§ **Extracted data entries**

○ ○ ○ ○

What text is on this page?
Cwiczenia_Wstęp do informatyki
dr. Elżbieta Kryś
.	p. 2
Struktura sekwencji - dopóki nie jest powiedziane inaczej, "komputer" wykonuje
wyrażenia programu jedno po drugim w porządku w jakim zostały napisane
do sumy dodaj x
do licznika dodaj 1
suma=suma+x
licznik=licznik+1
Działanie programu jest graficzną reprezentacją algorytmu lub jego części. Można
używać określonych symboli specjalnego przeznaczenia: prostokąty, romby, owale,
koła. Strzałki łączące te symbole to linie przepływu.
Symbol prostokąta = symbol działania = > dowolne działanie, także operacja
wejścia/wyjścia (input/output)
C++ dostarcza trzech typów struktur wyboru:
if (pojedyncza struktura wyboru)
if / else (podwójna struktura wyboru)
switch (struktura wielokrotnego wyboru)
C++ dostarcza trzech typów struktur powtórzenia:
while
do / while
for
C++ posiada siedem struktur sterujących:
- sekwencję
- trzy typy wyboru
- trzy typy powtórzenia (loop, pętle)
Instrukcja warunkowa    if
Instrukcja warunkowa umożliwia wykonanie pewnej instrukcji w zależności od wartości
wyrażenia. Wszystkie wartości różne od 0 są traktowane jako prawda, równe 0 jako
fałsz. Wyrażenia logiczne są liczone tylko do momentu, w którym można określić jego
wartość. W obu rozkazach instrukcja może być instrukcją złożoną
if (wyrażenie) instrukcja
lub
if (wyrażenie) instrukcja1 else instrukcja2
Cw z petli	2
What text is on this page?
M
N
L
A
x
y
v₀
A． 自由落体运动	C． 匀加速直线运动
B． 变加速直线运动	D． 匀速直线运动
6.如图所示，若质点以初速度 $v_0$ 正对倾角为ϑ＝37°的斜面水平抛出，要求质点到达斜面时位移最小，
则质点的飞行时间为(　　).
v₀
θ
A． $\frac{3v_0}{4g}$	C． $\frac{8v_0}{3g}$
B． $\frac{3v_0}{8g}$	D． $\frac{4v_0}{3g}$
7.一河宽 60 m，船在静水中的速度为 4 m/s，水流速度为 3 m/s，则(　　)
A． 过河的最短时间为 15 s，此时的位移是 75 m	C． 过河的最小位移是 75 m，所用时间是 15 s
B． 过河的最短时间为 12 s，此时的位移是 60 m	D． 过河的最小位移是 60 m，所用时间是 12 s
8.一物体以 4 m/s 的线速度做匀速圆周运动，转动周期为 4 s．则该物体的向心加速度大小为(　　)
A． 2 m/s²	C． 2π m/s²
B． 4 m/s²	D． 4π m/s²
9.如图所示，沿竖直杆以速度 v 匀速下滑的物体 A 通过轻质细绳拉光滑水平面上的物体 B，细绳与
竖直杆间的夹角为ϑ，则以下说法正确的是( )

○ ○ ○ ○

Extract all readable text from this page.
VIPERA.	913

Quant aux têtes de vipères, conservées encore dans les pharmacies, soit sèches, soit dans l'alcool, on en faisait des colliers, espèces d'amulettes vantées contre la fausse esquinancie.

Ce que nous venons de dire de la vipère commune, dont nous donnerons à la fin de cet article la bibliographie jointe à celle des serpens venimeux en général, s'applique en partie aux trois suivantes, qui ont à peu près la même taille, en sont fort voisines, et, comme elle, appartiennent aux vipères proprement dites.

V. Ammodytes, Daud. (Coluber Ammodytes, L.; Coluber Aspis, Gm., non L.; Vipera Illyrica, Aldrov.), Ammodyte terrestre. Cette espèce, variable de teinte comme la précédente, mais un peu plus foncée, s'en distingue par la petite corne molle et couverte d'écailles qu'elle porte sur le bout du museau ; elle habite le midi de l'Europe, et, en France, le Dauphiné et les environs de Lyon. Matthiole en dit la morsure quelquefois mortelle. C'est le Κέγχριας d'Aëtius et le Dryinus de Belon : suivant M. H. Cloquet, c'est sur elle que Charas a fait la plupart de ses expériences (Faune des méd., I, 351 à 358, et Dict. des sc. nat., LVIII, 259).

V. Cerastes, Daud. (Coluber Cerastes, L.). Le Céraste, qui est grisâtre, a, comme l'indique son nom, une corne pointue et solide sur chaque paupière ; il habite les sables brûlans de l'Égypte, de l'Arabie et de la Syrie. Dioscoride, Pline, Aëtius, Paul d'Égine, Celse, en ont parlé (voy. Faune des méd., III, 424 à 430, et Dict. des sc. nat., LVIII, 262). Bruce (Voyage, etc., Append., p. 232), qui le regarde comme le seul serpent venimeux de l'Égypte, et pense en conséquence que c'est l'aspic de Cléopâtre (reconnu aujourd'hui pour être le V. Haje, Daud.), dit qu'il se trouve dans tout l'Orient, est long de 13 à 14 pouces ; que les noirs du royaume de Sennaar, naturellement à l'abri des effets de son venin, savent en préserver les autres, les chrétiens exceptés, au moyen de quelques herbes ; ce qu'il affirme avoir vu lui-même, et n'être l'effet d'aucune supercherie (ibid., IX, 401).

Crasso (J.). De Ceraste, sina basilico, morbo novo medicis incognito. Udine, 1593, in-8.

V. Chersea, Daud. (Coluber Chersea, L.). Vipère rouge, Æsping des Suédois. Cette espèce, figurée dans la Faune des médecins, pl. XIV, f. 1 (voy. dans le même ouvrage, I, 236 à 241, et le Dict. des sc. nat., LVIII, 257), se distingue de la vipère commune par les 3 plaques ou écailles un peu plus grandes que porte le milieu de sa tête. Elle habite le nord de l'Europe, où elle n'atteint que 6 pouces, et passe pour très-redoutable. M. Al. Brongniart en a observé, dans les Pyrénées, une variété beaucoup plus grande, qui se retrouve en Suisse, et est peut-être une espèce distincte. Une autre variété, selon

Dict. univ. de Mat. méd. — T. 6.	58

○ ○ ○ ○

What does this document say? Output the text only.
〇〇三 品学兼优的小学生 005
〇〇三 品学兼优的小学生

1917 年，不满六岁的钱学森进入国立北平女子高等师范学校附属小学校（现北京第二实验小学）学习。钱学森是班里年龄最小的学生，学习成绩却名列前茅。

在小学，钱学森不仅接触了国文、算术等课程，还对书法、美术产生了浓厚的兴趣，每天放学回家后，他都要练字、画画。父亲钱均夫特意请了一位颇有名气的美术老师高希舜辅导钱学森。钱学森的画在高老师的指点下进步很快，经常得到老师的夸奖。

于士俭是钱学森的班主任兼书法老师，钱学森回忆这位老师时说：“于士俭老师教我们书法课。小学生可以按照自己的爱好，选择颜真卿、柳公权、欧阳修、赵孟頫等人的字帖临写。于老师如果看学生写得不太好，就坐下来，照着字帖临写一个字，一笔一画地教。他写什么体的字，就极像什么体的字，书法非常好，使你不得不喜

○ ○ ○ ○

§ **EXERCISE OBJECTIVE**
Choose all lines containing the string "wyrażenie" and copy them out.

§ **WORKED ANSWER**
if (wyrażenie) instrukcja
if (wyrażenie) instrukcja1 else instrukcja2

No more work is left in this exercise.